What the exercise asks:
Gather every line from the entries below that includes "JSON".

-- start --

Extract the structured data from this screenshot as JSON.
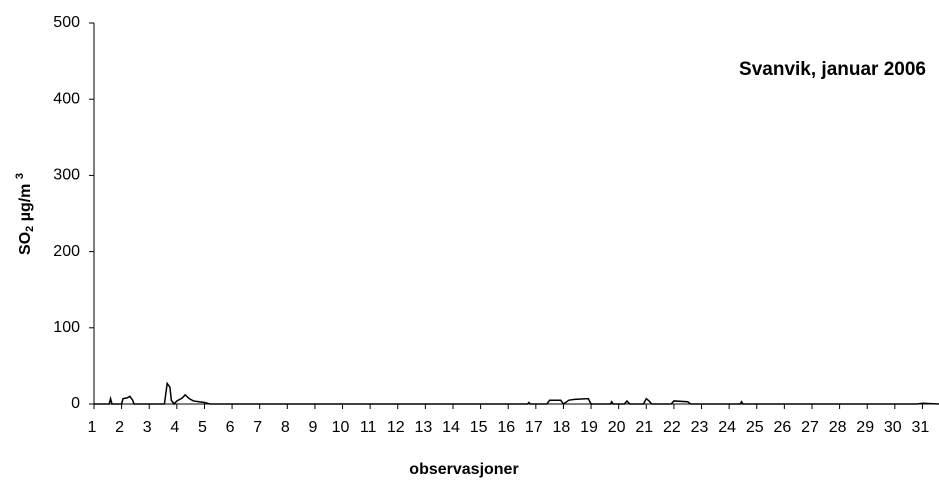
{
  "chart_data": {
    "type": "line",
    "title": "Svanvik, januar 2006",
    "ylabel_parts": [
      "SO",
      "2",
      " µg/m ",
      "3"
    ],
    "xlabel": "observasjoner",
    "x": [
      1,
      1.55,
      1.6,
      1.65,
      2.0,
      2.05,
      2.2,
      2.3,
      2.4,
      2.45,
      3.55,
      3.65,
      3.75,
      3.8,
      3.9,
      4.0,
      4.2,
      4.3,
      4.45,
      4.6,
      4.8,
      5.0,
      5.2,
      16.7,
      16.75,
      16.8,
      17.4,
      17.5,
      17.9,
      18.0,
      18.2,
      18.4,
      18.9,
      19.0,
      19.7,
      19.75,
      19.8,
      20.2,
      20.3,
      20.4,
      20.9,
      21.0,
      21.1,
      21.2,
      21.9,
      22.0,
      22.5,
      22.6,
      24.4,
      24.45,
      24.5,
      30.8,
      31.0,
      31.6
    ],
    "values": [
      0,
      0,
      7,
      0,
      0,
      7,
      8,
      10,
      5,
      0,
      0,
      27,
      22,
      5,
      0,
      4,
      8,
      12,
      7,
      4,
      3,
      2,
      0,
      0,
      2,
      0,
      0,
      5,
      5,
      0,
      5,
      6,
      7,
      0,
      0,
      3,
      0,
      0,
      4,
      0,
      0,
      7,
      4,
      0,
      0,
      4,
      3,
      0,
      0,
      3,
      0,
      0,
      1,
      0
    ],
    "color": "#000000",
    "xlim": [
      1,
      31.6
    ],
    "xticks": [
      1,
      2,
      3,
      4,
      5,
      6,
      7,
      8,
      9,
      10,
      11,
      12,
      13,
      14,
      15,
      16,
      17,
      18,
      19,
      20,
      21,
      22,
      23,
      24,
      25,
      26,
      27,
      28,
      29,
      30,
      31
    ],
    "ylim": [
      0,
      500
    ],
    "yticks": [
      0,
      100,
      200,
      300,
      400,
      500
    ],
    "grid": false
  }
}
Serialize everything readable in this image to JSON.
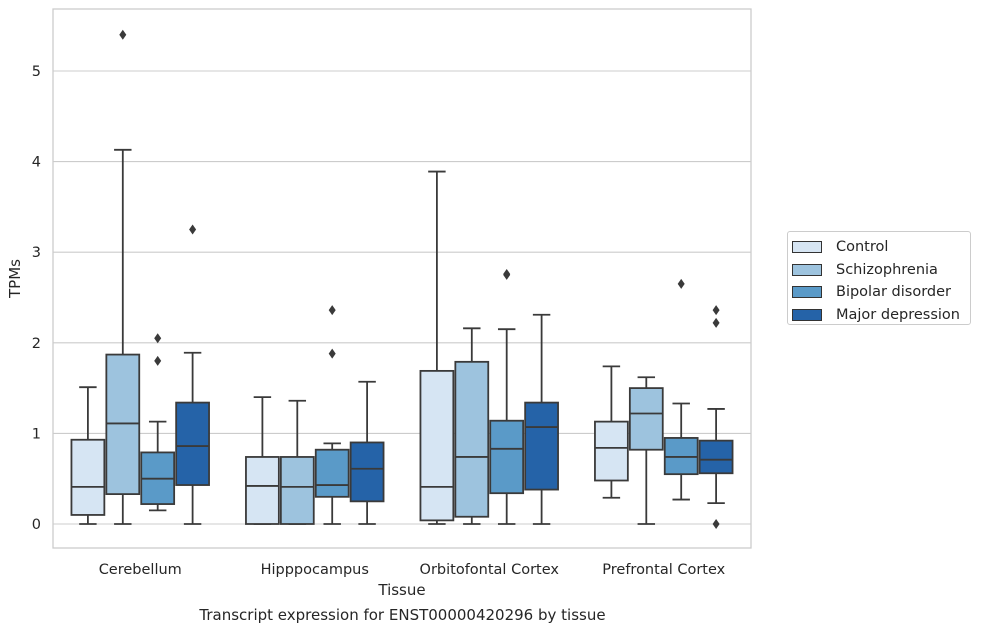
{
  "caption": "Transcript expression for ENST00000420296 by tissue",
  "chart_data": {
    "type": "box",
    "xlabel": "Tissue",
    "ylabel": "TPMs",
    "ylim": [
      -0.25,
      5.7
    ],
    "yticks": [
      0,
      1,
      2,
      3,
      4,
      5
    ],
    "grid": true,
    "legend_position": "right",
    "categories": [
      "Cerebellum",
      "Hipppocampus",
      "Orbitofontal Cortex",
      "Prefrontal Cortex"
    ],
    "series": [
      {
        "name": "Control",
        "color": "#d6e5f3",
        "boxes": [
          {
            "whisker_low": 0.0,
            "q1": 0.1,
            "median": 0.41,
            "q3": 0.93,
            "whisker_high": 1.51,
            "outliers": []
          },
          {
            "whisker_low": 0.0,
            "q1": 0.0,
            "median": 0.42,
            "q3": 0.74,
            "whisker_high": 1.4,
            "outliers": []
          },
          {
            "whisker_low": 0.0,
            "q1": 0.04,
            "median": 0.41,
            "q3": 1.69,
            "whisker_high": 3.89,
            "outliers": []
          },
          {
            "whisker_low": 0.29,
            "q1": 0.48,
            "median": 0.84,
            "q3": 1.13,
            "whisker_high": 1.74,
            "outliers": []
          }
        ]
      },
      {
        "name": "Schizophrenia",
        "color": "#9dc3de",
        "boxes": [
          {
            "whisker_low": 0.0,
            "q1": 0.33,
            "median": 1.11,
            "q3": 1.87,
            "whisker_high": 4.13,
            "outliers": [
              5.4
            ]
          },
          {
            "whisker_low": 0.0,
            "q1": 0.0,
            "median": 0.41,
            "q3": 0.74,
            "whisker_high": 1.36,
            "outliers": []
          },
          {
            "whisker_low": 0.0,
            "q1": 0.08,
            "median": 0.74,
            "q3": 1.79,
            "whisker_high": 2.16,
            "outliers": []
          },
          {
            "whisker_low": 0.0,
            "q1": 0.82,
            "median": 1.22,
            "q3": 1.5,
            "whisker_high": 1.62,
            "outliers": []
          }
        ]
      },
      {
        "name": "Bipolar disorder",
        "color": "#5a9ac8",
        "boxes": [
          {
            "whisker_low": 0.15,
            "q1": 0.22,
            "median": 0.5,
            "q3": 0.79,
            "whisker_high": 1.13,
            "outliers": [
              1.8,
              2.05
            ]
          },
          {
            "whisker_low": 0.0,
            "q1": 0.3,
            "median": 0.43,
            "q3": 0.82,
            "whisker_high": 0.89,
            "outliers": [
              1.88,
              2.36
            ]
          },
          {
            "whisker_low": 0.0,
            "q1": 0.34,
            "median": 0.83,
            "q3": 1.14,
            "whisker_high": 2.15,
            "outliers": [
              2.75,
              2.76
            ]
          },
          {
            "whisker_low": 0.27,
            "q1": 0.55,
            "median": 0.74,
            "q3": 0.95,
            "whisker_high": 1.33,
            "outliers": [
              2.65
            ]
          }
        ]
      },
      {
        "name": "Major depression",
        "color": "#2563a8",
        "boxes": [
          {
            "whisker_low": 0.0,
            "q1": 0.43,
            "median": 0.86,
            "q3": 1.34,
            "whisker_high": 1.89,
            "outliers": [
              3.25
            ]
          },
          {
            "whisker_low": 0.0,
            "q1": 0.25,
            "median": 0.61,
            "q3": 0.9,
            "whisker_high": 1.57,
            "outliers": []
          },
          {
            "whisker_low": 0.0,
            "q1": 0.38,
            "median": 1.07,
            "q3": 1.34,
            "whisker_high": 2.31,
            "outliers": []
          },
          {
            "whisker_low": 0.23,
            "q1": 0.56,
            "median": 0.71,
            "q3": 0.92,
            "whisker_high": 1.27,
            "outliers": [
              0.0,
              2.22,
              2.36
            ]
          }
        ]
      }
    ]
  }
}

-- end --

Correct output:
Extract the structured data from this screenshot as JSON.
Serialize everything readable in this image to JSON.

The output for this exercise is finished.